-- Start DATASET ENTRIES --
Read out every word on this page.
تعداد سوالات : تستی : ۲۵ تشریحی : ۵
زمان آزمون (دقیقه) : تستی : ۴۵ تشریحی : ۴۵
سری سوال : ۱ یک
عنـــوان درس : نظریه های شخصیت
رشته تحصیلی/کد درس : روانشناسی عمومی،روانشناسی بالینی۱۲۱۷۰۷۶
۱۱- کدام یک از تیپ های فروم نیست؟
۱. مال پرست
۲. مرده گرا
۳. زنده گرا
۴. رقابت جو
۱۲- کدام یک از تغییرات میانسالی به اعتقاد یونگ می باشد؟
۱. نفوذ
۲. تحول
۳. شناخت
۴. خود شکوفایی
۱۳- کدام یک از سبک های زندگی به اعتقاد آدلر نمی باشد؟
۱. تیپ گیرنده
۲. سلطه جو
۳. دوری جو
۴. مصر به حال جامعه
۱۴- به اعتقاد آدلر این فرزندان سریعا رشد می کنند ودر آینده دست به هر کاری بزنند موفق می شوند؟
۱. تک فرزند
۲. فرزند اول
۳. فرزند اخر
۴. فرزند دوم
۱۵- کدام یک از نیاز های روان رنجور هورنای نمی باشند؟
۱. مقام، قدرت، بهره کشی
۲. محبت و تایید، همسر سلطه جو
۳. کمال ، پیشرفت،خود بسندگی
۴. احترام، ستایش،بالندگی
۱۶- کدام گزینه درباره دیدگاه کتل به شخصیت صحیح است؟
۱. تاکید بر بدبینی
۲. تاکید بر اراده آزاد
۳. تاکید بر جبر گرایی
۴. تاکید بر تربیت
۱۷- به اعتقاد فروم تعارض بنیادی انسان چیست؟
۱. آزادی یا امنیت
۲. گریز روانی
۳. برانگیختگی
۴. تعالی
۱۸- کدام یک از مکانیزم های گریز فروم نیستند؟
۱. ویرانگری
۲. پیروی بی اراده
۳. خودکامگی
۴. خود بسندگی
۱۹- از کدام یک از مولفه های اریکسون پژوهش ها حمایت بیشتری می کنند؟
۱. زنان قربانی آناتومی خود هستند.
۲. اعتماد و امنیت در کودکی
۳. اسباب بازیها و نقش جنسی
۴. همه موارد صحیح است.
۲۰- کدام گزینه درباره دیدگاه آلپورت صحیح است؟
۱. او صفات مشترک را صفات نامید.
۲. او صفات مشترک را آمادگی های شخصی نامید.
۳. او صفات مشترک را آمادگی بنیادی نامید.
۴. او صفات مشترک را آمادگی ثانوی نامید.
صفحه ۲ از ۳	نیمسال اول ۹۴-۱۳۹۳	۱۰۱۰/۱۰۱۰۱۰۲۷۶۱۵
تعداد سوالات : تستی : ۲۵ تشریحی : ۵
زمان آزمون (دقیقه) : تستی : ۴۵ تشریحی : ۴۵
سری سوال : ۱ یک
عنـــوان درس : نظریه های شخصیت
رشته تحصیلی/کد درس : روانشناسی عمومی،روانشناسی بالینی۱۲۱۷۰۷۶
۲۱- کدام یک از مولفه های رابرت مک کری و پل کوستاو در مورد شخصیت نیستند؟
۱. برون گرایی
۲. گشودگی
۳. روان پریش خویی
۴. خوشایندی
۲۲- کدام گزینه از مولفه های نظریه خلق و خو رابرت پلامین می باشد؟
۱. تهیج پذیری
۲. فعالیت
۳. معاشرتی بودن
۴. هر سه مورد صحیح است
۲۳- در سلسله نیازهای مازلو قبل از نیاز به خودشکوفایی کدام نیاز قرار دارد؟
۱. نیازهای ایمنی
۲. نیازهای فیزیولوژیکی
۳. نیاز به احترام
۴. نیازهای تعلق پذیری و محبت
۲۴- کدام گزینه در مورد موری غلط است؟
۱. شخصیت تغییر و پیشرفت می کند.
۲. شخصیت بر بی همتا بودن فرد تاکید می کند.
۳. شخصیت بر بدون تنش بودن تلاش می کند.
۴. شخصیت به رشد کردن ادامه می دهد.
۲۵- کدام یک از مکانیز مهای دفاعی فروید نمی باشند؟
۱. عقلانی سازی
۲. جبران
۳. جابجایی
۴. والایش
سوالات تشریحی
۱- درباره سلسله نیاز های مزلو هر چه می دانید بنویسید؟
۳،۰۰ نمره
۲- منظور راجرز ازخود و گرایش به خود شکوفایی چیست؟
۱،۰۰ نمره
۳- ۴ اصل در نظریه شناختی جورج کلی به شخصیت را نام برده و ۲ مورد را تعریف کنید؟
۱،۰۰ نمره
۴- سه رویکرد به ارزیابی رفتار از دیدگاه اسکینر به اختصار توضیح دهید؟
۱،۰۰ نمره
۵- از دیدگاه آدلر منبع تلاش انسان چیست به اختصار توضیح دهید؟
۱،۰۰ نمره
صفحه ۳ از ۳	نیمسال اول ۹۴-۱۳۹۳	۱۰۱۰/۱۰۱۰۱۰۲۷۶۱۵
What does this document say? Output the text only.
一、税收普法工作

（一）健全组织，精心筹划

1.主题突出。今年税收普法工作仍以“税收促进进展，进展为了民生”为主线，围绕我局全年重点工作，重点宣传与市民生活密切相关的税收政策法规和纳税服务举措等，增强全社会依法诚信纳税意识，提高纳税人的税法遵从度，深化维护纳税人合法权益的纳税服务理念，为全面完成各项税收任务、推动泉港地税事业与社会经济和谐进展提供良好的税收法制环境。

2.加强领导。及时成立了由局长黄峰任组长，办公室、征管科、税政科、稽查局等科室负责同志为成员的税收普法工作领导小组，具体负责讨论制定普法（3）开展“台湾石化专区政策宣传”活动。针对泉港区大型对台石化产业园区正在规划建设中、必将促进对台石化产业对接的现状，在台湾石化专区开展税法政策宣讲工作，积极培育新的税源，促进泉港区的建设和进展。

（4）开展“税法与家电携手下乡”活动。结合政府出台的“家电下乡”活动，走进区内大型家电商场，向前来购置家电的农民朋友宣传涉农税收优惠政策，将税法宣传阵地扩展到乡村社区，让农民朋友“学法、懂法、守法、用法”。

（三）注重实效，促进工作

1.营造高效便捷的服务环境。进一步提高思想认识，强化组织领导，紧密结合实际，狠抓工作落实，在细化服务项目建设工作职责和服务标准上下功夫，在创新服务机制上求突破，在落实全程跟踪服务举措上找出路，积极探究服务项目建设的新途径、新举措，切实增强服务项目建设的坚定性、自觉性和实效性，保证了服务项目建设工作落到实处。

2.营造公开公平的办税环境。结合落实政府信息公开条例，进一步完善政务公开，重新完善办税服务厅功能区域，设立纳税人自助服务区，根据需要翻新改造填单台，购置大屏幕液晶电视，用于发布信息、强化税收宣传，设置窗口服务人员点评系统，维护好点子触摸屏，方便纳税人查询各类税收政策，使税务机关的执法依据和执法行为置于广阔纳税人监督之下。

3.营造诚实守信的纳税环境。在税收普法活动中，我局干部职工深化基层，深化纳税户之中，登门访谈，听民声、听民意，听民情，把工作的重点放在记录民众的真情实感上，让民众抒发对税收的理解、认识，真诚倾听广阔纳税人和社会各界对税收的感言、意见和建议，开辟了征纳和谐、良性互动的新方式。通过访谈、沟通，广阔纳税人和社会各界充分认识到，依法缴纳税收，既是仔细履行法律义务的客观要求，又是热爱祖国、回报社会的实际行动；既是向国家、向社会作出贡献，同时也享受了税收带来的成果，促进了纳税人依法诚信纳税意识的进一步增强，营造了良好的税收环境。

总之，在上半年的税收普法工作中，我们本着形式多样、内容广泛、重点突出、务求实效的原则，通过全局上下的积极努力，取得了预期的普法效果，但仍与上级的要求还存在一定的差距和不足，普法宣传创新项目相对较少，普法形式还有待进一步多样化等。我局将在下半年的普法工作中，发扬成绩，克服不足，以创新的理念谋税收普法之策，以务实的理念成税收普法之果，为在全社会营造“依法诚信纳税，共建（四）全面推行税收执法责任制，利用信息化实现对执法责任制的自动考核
-- End DATASET ENTRIES --
-- Start DATASET ENTRIES --
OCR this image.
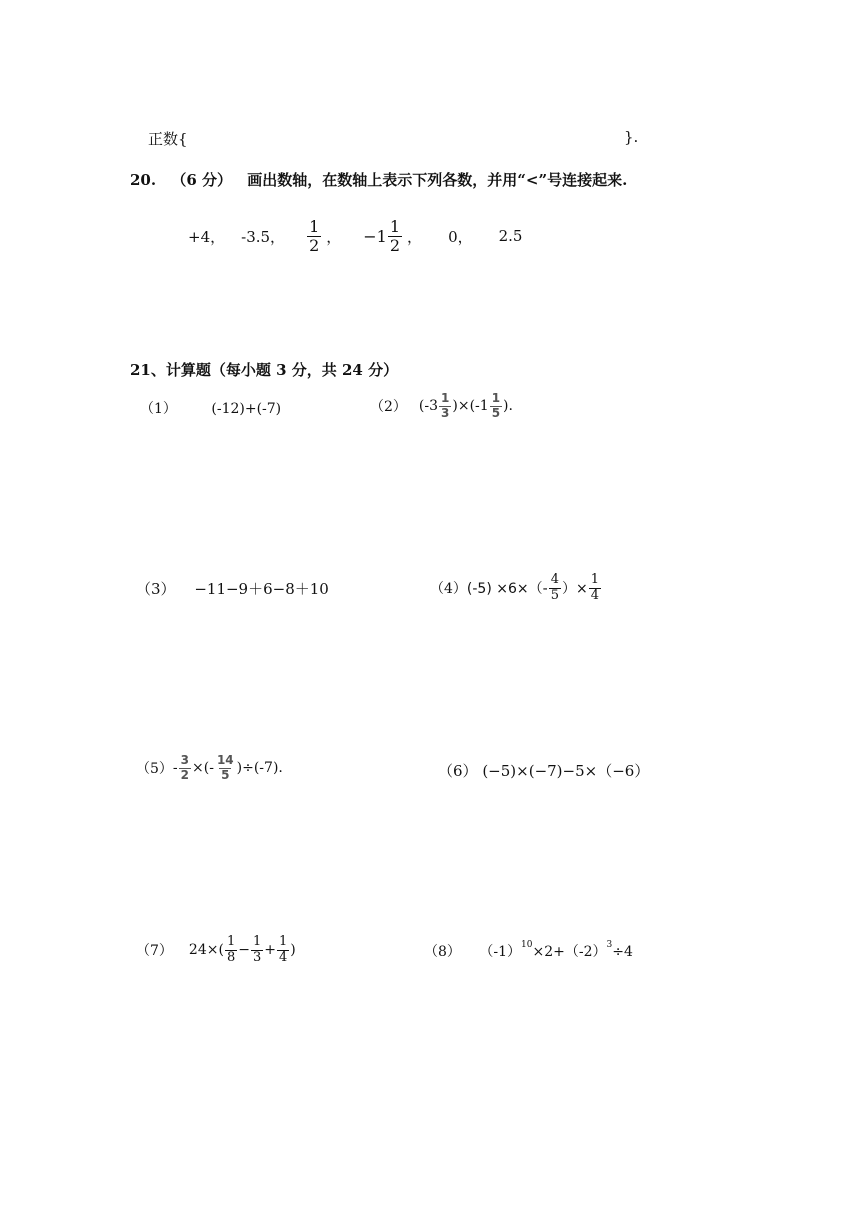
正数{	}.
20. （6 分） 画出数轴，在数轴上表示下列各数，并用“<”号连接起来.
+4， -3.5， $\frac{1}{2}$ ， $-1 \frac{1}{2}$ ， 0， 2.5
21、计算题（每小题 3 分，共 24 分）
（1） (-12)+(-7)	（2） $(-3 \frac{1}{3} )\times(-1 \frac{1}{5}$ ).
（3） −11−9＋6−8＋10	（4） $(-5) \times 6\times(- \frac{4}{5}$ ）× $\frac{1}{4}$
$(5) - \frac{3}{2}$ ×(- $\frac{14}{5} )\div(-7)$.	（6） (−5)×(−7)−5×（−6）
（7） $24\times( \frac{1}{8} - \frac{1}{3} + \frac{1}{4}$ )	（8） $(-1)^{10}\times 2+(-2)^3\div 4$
-- End DATASET ENTRIES --
• **PROBLEM STATEMENT**: Pick out every line of the listing containing the word "آمادگی", and show those lines.

• **SOLUTION FOR THIS TASK**:
۲. او صفات مشترک را آمادگی های شخصی نامید.
۳. او صفات مشترک را آمادگی بنیادی نامید.
۴. او صفات مشترک را آمادگی ثانوی نامید.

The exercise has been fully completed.